Stored data —
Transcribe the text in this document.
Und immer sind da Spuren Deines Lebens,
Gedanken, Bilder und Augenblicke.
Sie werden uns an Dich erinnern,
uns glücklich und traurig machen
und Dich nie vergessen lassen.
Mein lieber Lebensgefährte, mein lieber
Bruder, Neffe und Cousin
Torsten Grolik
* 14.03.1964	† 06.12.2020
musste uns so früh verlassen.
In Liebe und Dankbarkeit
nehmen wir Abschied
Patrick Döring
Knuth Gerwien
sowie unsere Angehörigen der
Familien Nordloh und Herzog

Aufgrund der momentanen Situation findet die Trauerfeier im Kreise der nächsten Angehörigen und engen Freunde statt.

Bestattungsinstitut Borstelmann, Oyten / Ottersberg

...

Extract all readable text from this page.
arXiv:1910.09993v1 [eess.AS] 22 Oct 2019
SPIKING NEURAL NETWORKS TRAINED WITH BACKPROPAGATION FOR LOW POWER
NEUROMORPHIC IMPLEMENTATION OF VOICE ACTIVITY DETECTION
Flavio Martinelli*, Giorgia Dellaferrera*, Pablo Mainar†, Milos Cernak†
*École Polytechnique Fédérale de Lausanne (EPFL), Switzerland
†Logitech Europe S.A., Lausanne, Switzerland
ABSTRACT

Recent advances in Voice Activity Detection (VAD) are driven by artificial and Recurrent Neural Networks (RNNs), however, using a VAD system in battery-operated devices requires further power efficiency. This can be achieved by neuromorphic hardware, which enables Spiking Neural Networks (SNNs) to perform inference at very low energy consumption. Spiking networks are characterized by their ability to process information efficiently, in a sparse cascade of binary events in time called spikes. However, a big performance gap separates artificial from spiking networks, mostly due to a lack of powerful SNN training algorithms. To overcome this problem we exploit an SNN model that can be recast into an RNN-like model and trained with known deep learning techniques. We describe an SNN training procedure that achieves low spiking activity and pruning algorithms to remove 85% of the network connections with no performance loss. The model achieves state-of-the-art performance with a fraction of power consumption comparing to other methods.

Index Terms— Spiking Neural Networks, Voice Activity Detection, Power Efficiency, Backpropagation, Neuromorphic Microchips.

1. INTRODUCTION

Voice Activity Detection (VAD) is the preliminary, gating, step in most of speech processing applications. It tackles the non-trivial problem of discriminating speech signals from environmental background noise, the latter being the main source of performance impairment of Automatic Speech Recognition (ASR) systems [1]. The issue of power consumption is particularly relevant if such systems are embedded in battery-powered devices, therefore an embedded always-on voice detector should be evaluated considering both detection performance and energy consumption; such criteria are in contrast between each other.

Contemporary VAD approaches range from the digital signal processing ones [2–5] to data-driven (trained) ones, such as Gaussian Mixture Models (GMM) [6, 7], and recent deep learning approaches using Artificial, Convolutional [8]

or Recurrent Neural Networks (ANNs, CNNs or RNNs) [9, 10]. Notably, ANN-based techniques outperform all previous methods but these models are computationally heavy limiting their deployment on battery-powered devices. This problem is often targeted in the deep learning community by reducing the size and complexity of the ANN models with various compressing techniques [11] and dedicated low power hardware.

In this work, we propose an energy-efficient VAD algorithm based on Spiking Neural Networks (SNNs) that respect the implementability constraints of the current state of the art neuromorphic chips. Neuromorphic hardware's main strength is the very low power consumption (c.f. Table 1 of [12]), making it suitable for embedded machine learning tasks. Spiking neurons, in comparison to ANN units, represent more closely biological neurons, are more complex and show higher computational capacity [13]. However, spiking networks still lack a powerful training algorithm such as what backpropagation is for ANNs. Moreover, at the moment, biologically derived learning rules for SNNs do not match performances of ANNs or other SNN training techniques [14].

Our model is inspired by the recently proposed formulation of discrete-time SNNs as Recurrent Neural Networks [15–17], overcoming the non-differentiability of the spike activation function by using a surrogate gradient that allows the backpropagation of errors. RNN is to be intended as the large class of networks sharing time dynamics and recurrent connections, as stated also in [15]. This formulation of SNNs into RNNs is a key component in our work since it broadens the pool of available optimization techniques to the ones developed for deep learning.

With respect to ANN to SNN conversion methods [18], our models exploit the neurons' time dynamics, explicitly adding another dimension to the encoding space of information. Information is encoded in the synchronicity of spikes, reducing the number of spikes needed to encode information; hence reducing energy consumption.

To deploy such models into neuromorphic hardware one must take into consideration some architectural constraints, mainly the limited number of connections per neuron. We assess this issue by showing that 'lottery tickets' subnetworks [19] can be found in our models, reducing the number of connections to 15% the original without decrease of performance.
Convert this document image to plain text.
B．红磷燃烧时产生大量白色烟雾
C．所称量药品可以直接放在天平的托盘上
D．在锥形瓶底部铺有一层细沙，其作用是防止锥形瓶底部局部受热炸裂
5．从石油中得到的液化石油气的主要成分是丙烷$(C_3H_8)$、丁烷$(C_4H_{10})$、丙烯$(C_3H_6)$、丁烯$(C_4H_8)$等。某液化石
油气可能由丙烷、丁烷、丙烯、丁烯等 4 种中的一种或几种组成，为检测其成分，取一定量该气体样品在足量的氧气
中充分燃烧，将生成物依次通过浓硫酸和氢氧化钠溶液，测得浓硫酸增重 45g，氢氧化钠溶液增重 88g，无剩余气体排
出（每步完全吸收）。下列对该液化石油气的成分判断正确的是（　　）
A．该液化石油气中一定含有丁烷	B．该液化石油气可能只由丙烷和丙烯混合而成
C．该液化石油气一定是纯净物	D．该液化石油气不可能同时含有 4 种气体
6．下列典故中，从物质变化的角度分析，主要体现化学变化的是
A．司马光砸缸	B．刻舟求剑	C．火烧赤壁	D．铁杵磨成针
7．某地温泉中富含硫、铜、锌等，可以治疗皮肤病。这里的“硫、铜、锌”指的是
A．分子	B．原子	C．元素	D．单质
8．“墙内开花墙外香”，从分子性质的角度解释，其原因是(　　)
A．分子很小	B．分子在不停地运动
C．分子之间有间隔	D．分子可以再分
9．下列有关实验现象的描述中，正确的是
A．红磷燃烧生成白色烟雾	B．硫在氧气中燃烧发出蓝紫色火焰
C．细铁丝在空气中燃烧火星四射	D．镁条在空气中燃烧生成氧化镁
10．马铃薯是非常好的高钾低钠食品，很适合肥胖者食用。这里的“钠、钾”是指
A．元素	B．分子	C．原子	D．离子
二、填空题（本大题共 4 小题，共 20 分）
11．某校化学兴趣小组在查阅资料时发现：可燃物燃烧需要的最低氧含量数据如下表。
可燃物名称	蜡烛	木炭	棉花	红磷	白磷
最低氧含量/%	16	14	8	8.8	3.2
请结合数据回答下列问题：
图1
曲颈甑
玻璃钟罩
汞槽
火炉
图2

==

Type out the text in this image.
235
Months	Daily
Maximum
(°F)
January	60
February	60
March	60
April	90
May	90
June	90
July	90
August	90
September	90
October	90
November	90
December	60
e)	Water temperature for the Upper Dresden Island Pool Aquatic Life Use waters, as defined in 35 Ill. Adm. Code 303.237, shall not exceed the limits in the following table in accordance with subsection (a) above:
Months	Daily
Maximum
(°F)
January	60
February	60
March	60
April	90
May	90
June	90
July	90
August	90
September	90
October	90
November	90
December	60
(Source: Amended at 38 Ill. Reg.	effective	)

Problem details — Only a number is wanted: how many lines of the material include the word "Angehörigen".

Exercise result — 2